### SUPPLIED DATA
§ §

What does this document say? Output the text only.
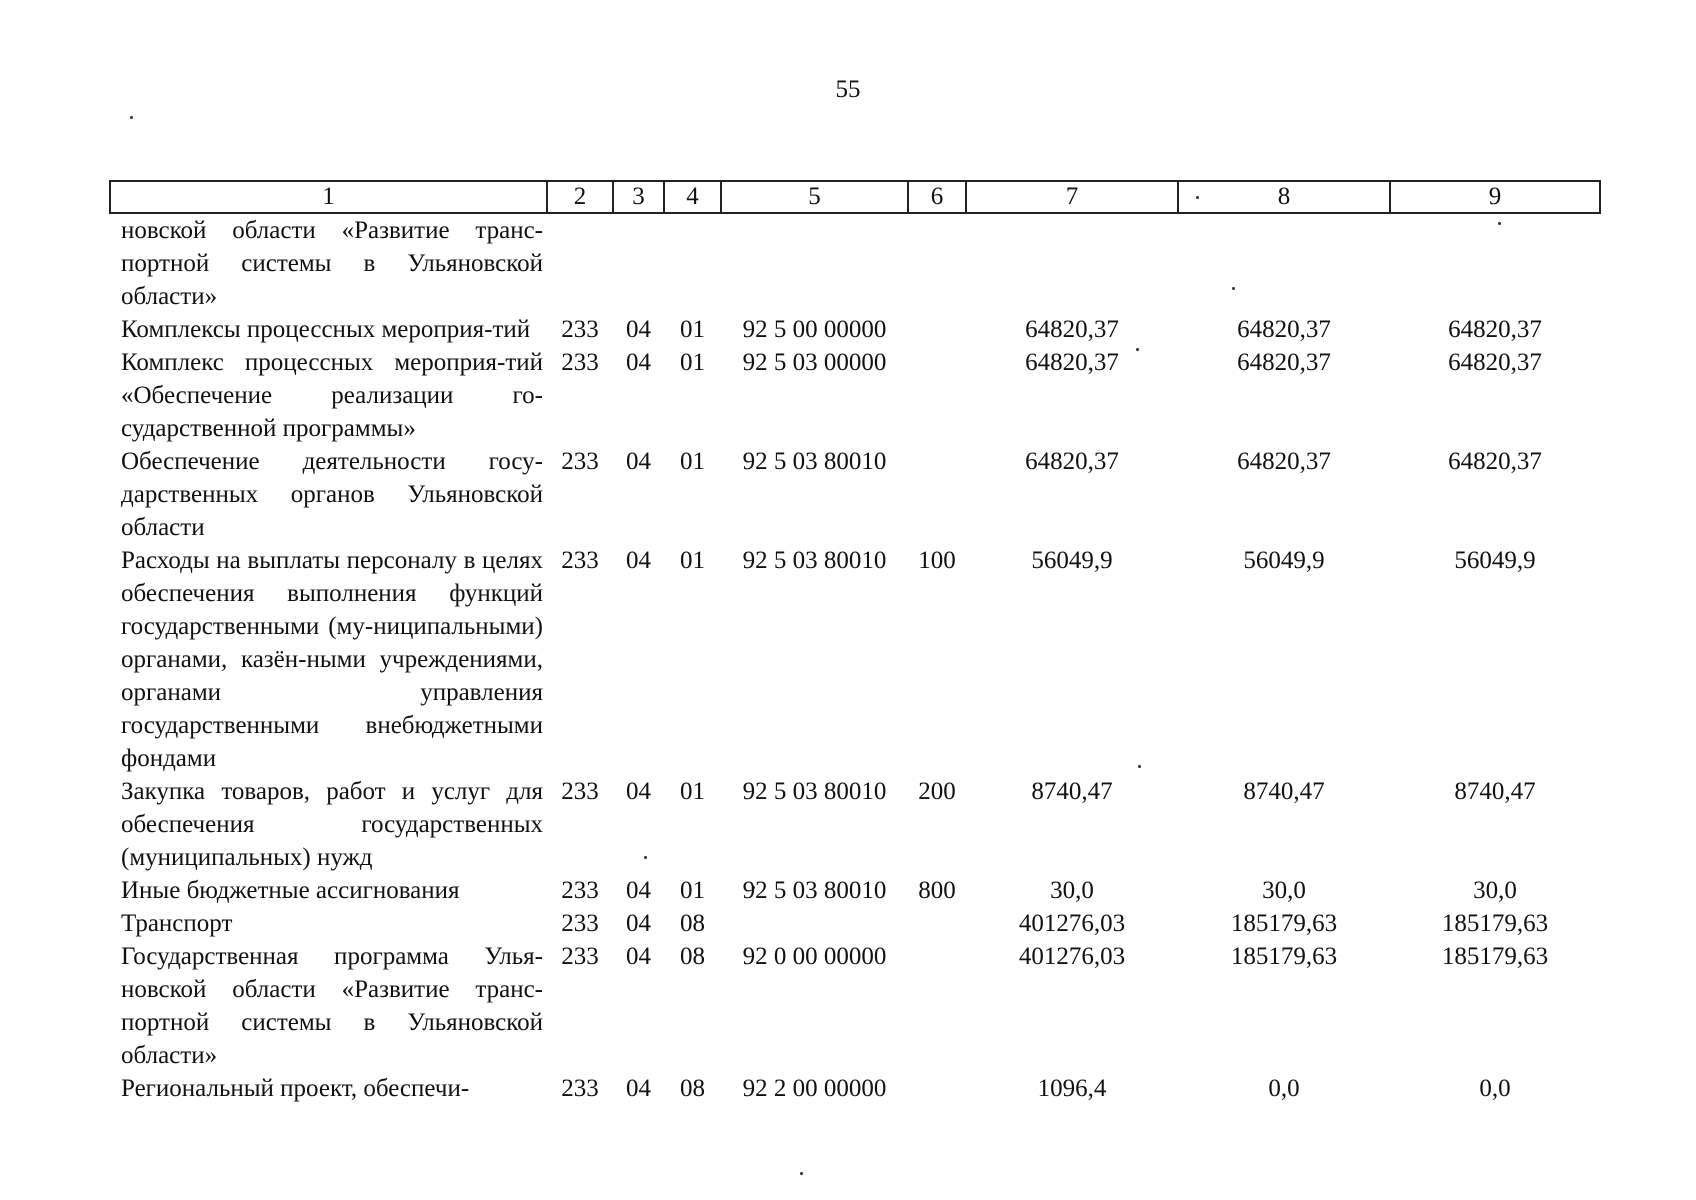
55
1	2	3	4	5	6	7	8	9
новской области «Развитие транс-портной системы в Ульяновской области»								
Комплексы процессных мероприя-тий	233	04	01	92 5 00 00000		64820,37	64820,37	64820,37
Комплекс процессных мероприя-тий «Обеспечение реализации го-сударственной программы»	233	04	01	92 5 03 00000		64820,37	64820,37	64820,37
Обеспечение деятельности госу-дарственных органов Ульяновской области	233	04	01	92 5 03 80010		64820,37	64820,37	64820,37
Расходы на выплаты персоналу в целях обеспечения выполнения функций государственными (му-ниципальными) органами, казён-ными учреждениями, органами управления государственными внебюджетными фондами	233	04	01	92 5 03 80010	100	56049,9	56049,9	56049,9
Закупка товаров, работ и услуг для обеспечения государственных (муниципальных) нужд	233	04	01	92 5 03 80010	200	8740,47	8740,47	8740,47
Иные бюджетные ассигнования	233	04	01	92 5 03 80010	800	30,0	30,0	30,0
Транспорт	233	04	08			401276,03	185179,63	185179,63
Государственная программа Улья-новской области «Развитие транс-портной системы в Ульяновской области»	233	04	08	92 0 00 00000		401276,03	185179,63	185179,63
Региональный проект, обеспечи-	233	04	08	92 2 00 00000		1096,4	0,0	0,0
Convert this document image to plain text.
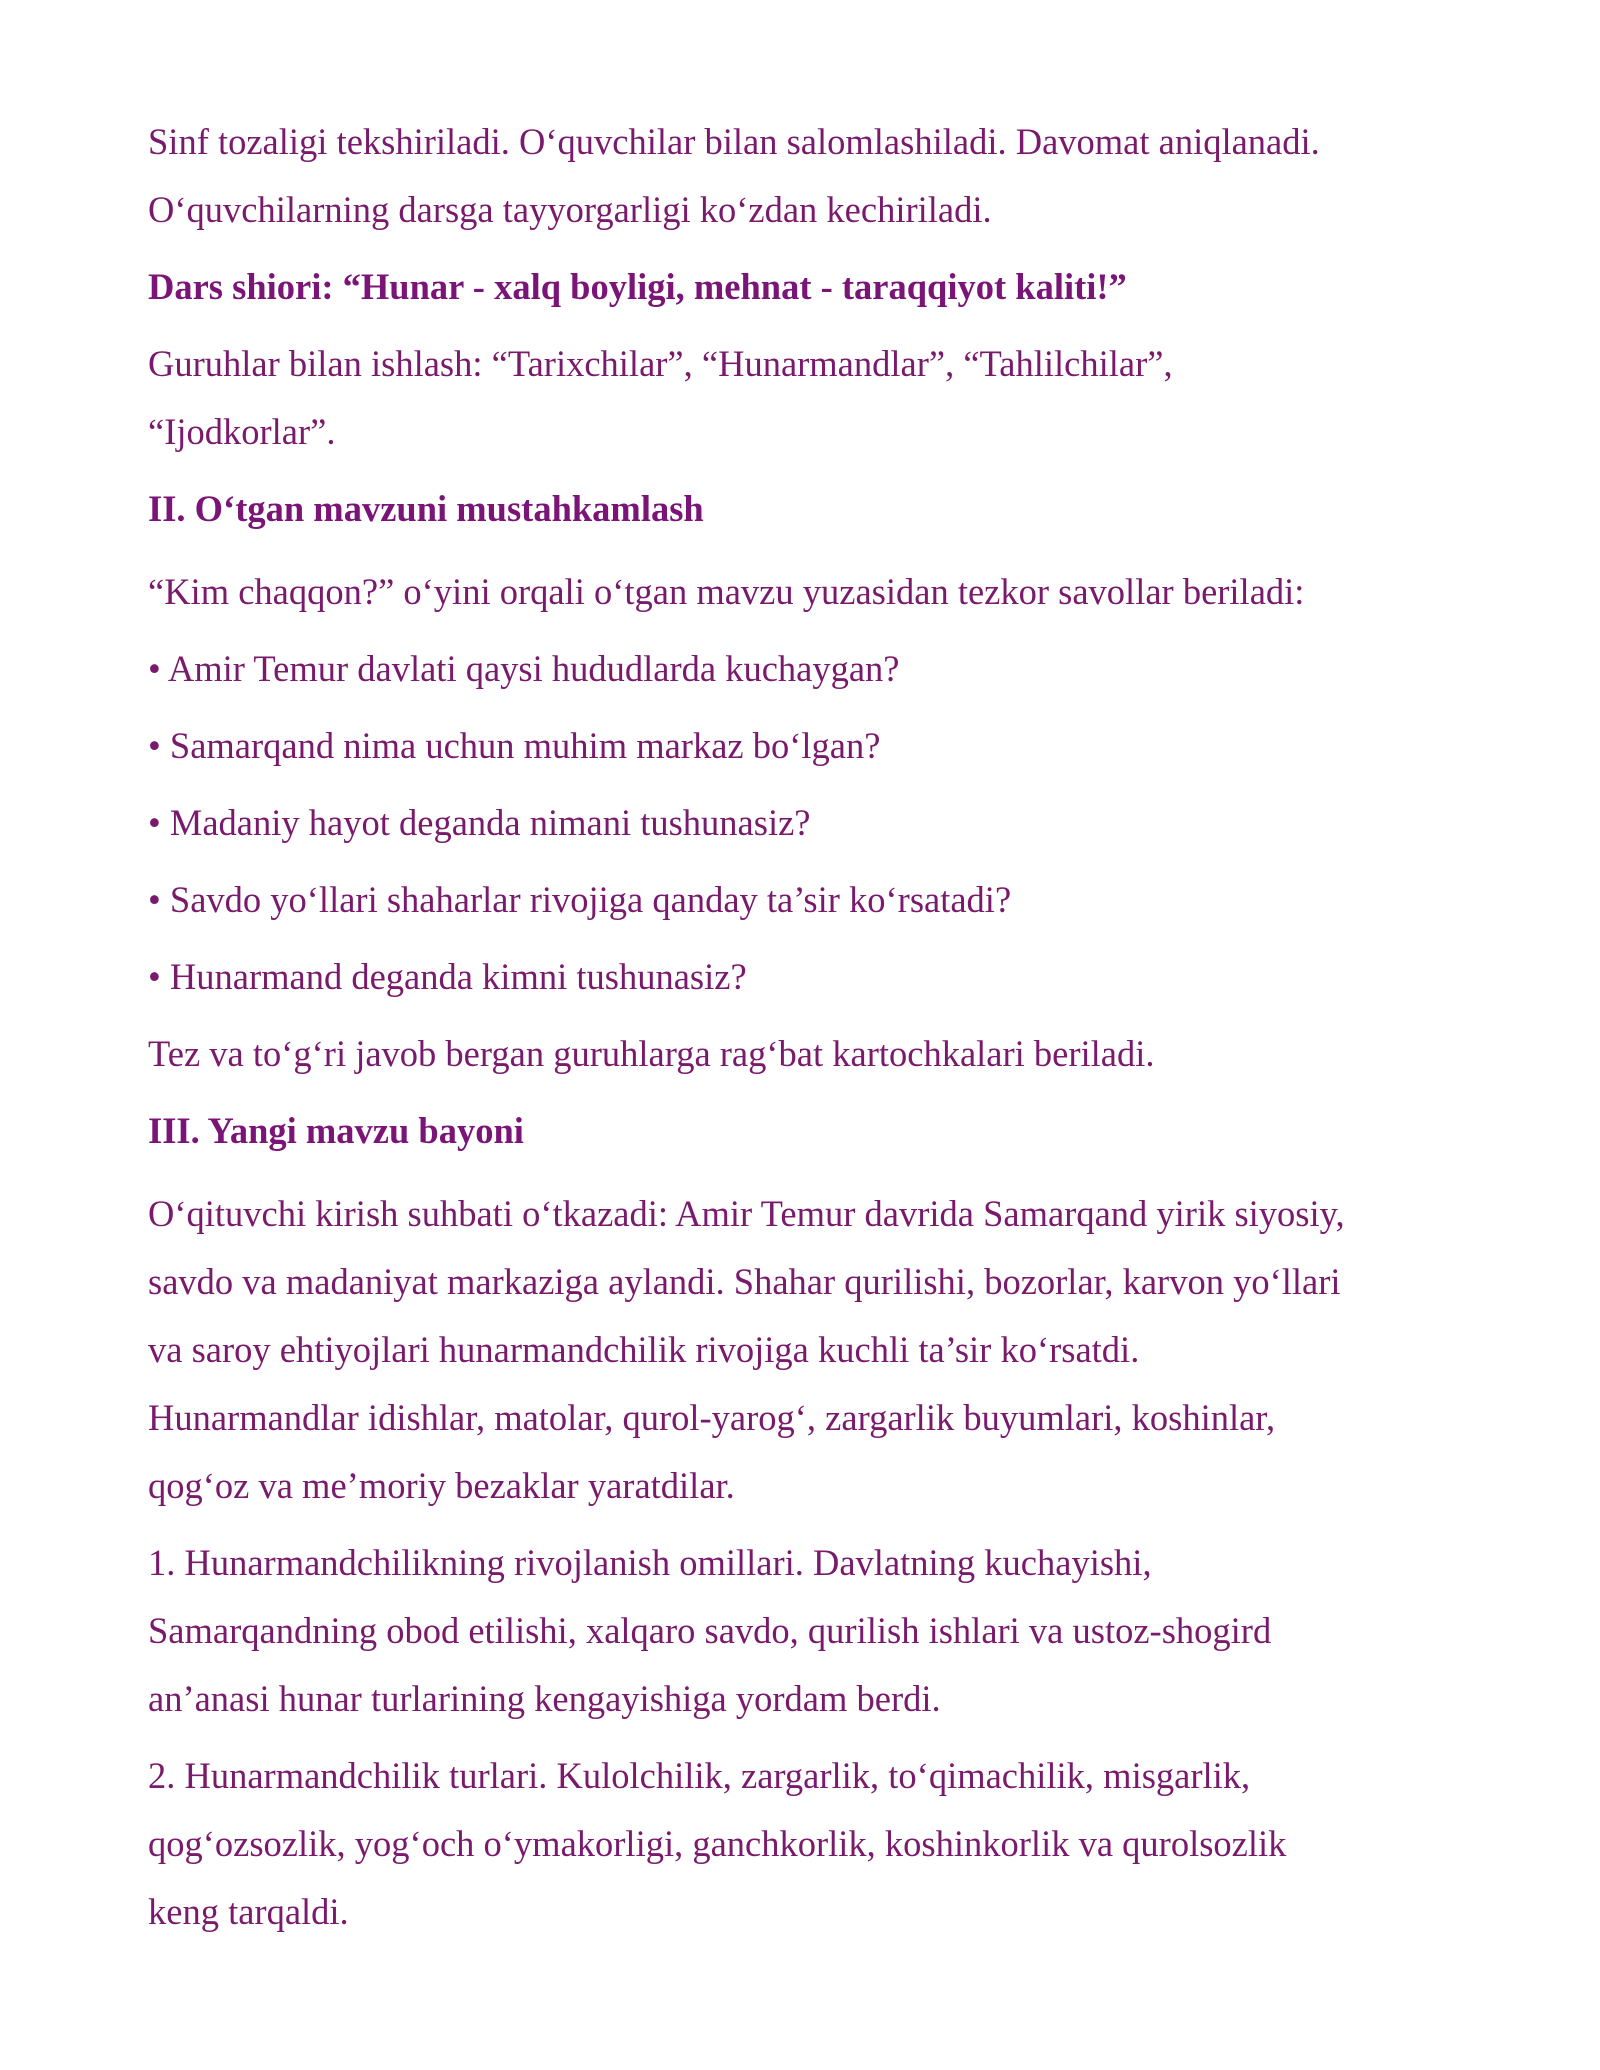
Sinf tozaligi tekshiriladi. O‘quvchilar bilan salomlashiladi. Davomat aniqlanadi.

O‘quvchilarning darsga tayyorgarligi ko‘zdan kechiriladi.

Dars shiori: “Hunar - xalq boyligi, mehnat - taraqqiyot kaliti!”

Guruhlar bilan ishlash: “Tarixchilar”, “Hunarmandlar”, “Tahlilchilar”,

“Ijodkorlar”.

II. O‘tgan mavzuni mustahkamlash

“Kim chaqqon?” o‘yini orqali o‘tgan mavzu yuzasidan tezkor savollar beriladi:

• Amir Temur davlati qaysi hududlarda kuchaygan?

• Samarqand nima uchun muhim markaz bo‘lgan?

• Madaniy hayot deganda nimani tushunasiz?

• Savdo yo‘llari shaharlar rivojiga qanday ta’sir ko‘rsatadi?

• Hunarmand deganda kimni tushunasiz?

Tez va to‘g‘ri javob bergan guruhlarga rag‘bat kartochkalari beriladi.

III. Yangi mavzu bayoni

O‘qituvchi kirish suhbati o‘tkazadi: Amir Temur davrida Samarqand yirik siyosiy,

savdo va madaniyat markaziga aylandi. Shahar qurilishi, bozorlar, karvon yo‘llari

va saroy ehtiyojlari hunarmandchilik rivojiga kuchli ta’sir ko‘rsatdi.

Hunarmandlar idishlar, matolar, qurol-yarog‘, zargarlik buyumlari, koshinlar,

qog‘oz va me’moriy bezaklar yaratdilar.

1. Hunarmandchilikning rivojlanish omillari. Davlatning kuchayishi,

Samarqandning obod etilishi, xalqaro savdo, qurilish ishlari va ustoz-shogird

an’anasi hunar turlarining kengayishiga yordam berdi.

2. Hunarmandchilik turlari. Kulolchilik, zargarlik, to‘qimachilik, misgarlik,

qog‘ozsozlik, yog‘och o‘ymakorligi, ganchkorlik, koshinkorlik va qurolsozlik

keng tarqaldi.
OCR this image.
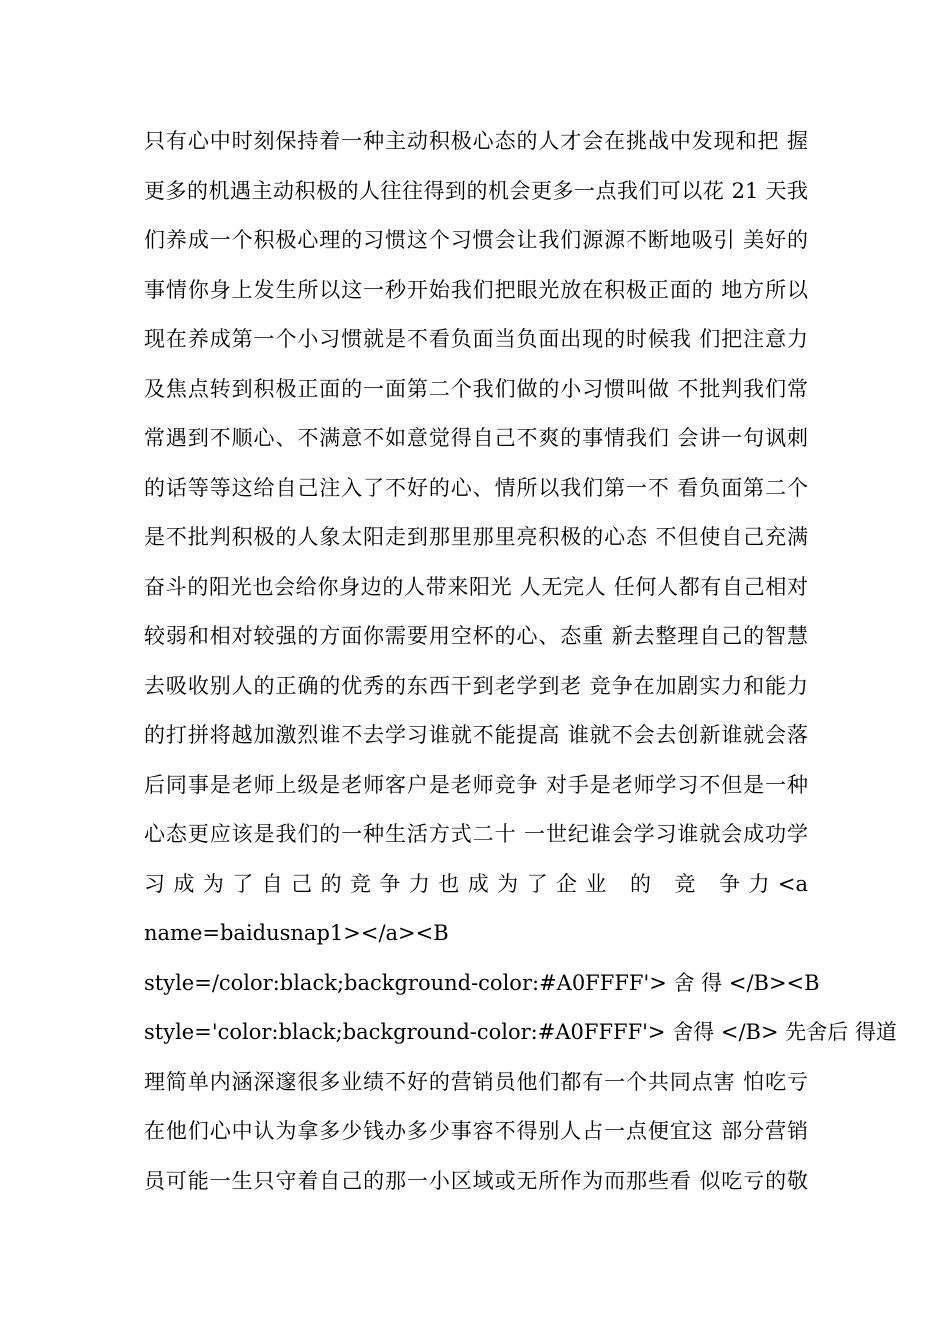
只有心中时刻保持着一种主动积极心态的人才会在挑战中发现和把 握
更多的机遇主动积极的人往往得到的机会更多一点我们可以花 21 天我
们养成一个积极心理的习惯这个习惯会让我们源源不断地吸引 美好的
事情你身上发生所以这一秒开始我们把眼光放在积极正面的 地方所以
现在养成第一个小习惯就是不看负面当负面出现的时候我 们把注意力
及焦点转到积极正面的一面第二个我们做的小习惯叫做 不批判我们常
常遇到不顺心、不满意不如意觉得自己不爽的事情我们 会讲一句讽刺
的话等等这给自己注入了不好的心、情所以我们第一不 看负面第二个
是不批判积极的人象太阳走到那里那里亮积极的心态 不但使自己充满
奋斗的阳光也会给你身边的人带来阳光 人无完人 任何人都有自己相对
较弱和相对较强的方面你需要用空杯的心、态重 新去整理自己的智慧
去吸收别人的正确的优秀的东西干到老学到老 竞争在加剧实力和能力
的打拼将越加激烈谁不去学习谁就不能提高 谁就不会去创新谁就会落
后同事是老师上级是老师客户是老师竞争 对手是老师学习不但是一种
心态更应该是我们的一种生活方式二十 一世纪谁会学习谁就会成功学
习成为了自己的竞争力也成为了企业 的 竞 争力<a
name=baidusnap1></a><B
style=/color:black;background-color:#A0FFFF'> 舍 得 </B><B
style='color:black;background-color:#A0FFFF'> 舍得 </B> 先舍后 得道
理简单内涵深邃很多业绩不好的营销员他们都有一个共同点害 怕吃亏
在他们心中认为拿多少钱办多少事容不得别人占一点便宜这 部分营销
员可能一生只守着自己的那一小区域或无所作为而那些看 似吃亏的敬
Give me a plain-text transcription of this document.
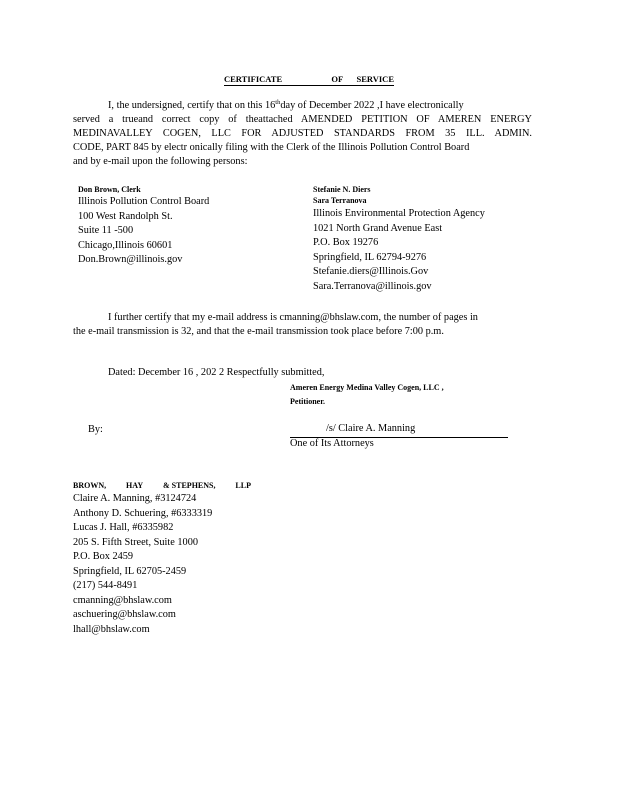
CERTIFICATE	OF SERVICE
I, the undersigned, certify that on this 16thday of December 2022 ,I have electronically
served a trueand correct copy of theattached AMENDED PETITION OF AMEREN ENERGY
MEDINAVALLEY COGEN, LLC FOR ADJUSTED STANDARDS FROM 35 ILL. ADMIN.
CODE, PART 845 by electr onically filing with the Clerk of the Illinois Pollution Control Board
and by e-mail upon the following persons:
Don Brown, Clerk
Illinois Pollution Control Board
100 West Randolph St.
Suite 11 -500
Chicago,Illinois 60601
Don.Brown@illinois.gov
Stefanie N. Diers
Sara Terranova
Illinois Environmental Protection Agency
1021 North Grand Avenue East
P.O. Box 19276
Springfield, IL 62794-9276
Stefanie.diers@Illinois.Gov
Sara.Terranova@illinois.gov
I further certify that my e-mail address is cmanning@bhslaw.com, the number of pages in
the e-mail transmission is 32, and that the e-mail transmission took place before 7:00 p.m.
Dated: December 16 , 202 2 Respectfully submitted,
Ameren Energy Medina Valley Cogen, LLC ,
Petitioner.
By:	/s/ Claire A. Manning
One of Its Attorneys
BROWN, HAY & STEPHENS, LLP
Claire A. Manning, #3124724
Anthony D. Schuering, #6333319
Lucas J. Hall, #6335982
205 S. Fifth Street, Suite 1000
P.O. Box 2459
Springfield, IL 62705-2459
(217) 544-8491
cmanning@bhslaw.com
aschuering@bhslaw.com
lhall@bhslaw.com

§ §

### PROBLEM STATEMENT
Work out how many lines above have the string "Control" in them, and give only the number.

### OUTPUT OF THE EXERCISE
2